** BEGIN Record extracts **
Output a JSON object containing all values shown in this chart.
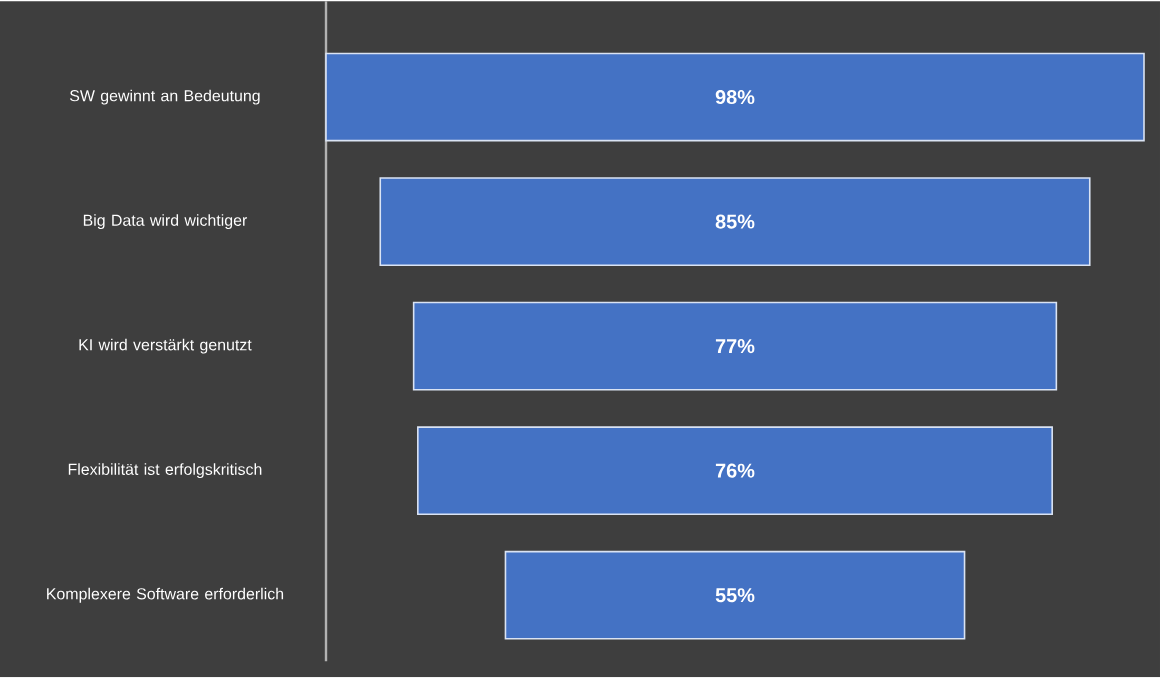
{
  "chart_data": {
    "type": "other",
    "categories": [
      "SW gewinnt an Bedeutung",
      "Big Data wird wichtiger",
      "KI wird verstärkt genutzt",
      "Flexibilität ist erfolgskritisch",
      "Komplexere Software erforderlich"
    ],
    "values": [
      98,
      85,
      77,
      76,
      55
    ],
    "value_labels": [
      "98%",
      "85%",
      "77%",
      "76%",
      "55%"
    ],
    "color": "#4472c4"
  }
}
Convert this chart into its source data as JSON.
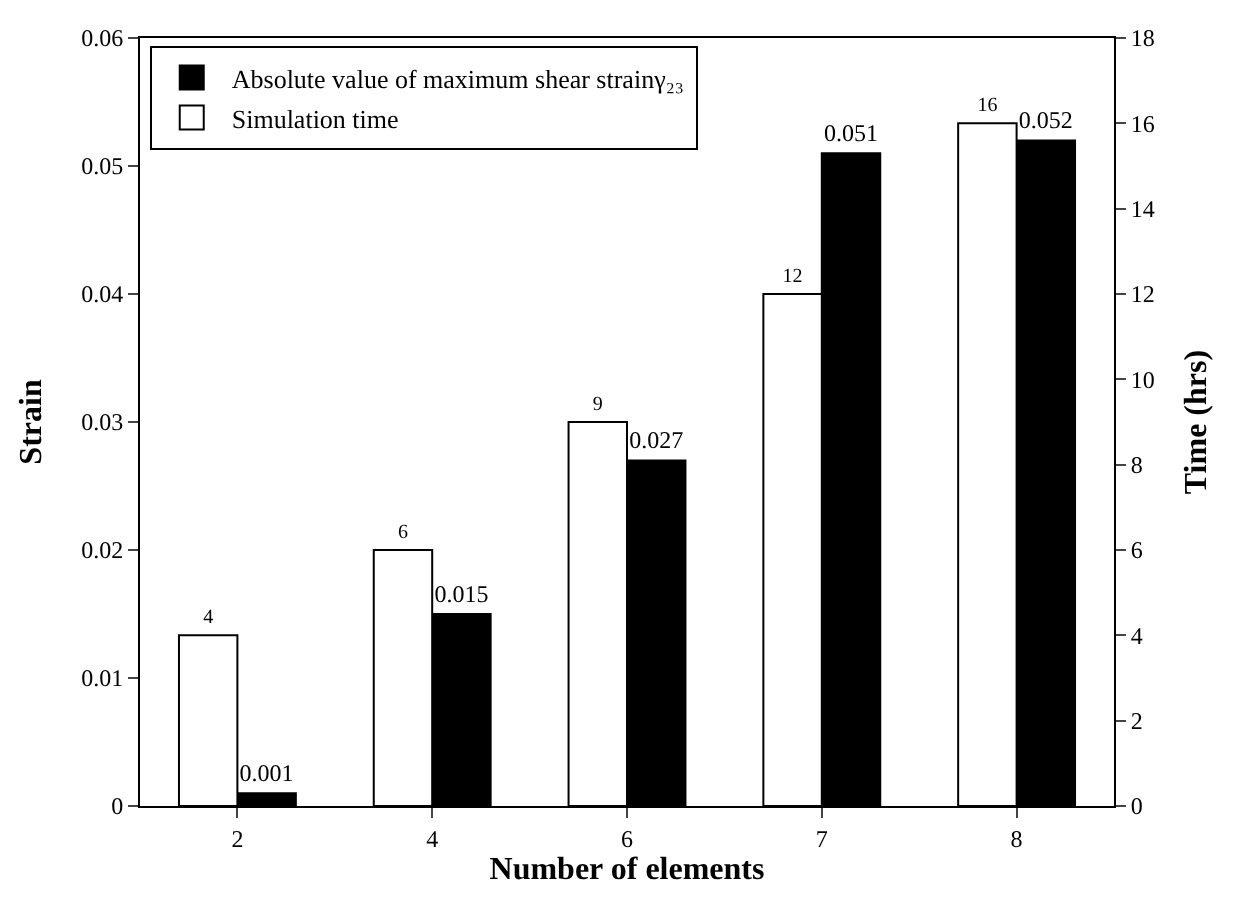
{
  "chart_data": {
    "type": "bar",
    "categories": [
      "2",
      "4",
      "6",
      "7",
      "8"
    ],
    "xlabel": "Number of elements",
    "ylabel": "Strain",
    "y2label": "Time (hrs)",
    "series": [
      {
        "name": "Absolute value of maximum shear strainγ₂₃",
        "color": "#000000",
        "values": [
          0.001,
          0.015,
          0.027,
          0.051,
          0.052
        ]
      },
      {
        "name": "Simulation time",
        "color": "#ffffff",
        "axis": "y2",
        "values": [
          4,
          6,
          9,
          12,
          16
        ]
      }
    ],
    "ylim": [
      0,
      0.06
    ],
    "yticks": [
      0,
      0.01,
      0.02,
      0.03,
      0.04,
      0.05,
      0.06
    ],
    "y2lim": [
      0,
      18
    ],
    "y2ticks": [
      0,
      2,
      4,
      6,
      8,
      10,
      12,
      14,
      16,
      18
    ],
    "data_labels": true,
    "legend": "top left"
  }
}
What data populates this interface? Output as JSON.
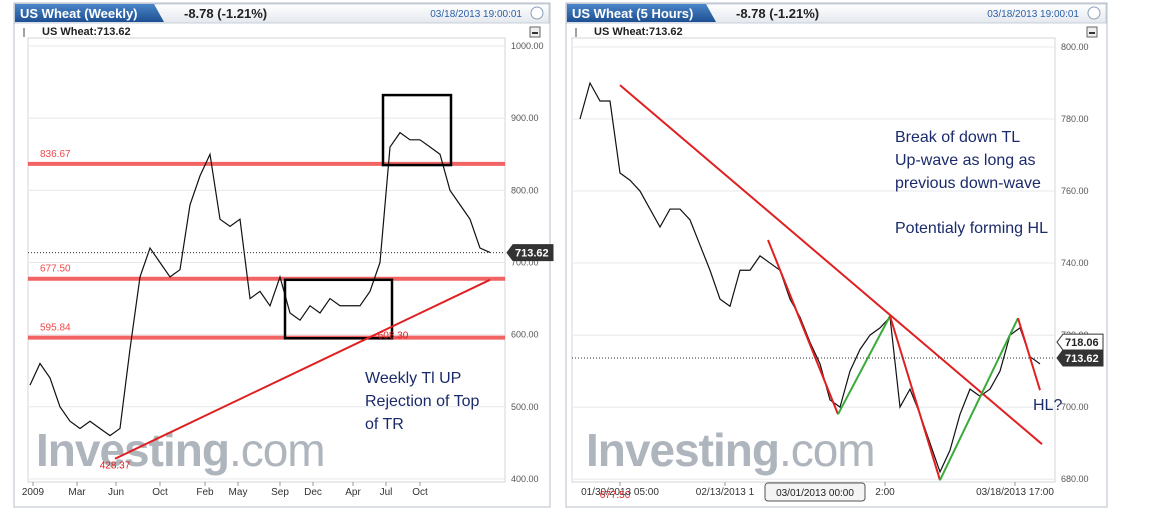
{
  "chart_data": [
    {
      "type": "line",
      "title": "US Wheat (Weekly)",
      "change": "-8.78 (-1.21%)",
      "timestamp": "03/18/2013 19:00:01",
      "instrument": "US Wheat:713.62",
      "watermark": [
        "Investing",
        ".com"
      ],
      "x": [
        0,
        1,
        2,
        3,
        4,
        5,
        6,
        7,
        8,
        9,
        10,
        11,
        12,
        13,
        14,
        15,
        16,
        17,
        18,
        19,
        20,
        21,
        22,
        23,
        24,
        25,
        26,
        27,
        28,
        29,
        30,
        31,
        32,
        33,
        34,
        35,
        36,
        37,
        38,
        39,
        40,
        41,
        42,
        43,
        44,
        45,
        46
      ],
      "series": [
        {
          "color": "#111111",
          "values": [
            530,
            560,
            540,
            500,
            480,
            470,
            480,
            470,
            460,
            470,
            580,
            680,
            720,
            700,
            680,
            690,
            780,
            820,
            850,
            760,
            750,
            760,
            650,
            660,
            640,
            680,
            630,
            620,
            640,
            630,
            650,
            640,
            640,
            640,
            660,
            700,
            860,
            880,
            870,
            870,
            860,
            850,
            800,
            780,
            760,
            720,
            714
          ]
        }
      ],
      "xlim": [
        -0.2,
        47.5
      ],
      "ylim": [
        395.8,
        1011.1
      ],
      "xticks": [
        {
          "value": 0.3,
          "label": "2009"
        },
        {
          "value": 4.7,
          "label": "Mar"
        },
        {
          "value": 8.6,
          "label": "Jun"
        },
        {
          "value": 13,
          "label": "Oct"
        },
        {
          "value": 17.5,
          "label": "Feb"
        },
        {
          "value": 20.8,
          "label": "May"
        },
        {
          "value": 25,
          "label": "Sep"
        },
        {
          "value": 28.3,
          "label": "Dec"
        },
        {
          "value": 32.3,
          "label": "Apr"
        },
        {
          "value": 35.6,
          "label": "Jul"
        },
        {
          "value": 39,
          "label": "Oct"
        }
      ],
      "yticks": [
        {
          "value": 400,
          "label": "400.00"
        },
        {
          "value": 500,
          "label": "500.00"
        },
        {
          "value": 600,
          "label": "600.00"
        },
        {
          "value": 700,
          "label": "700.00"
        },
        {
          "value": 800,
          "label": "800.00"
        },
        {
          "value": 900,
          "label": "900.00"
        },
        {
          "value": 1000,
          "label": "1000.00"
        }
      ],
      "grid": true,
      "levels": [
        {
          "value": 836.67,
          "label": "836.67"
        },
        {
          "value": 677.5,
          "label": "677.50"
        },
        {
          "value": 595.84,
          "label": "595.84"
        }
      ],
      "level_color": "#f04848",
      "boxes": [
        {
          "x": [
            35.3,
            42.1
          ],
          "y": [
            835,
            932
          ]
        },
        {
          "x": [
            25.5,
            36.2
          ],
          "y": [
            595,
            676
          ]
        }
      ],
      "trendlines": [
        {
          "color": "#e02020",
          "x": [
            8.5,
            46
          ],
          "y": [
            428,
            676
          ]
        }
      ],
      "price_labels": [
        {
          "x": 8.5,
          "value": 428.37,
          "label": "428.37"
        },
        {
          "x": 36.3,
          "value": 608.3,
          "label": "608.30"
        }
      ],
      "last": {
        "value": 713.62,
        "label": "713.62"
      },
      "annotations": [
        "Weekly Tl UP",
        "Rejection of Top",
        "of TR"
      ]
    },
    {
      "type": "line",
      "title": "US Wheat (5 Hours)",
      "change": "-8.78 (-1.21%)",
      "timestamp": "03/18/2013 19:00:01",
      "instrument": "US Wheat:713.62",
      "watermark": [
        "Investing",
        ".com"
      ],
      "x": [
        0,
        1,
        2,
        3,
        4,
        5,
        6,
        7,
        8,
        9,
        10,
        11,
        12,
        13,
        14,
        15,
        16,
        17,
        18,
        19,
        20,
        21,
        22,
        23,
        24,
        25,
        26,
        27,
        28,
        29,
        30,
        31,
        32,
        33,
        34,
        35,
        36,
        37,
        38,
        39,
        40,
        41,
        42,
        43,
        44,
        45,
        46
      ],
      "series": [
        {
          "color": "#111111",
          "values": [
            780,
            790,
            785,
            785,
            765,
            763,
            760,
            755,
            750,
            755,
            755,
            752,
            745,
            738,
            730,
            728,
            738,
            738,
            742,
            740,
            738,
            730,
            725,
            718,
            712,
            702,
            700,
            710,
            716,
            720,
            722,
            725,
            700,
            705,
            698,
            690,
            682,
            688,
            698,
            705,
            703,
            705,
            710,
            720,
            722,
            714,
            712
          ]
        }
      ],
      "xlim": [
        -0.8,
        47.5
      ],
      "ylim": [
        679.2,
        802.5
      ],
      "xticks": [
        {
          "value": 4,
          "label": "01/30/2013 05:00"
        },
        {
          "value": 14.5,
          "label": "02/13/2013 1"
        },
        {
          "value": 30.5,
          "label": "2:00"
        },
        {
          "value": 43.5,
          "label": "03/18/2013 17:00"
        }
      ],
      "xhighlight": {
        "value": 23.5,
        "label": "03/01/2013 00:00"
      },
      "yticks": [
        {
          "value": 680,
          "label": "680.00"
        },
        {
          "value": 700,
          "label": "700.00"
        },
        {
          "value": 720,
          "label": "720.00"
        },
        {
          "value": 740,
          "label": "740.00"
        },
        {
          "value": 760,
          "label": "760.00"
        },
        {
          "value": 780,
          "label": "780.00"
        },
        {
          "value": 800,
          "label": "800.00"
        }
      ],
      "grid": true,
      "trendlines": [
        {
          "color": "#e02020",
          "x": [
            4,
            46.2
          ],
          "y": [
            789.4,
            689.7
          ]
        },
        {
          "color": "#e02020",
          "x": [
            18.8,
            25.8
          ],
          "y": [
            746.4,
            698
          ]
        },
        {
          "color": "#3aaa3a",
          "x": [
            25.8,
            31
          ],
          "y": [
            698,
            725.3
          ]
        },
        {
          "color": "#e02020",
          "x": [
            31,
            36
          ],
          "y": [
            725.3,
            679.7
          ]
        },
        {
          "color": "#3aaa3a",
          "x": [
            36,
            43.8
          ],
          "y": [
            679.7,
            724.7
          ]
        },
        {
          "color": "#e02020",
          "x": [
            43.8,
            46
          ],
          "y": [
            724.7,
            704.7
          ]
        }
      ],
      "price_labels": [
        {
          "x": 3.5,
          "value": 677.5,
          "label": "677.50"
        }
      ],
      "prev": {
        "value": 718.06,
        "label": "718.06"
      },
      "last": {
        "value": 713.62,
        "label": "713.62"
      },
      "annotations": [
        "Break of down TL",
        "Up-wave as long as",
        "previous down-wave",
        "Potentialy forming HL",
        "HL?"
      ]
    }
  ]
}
** END Record extracts **
Reproduce each line of the entries in which the word "Wheat" is found.

      "title": "US Wheat (Weekly)",
      "instrument": "US Wheat:713.62",
      "title": "US Wheat (5 Hours)",
      "instrument": "US Wheat:713.62",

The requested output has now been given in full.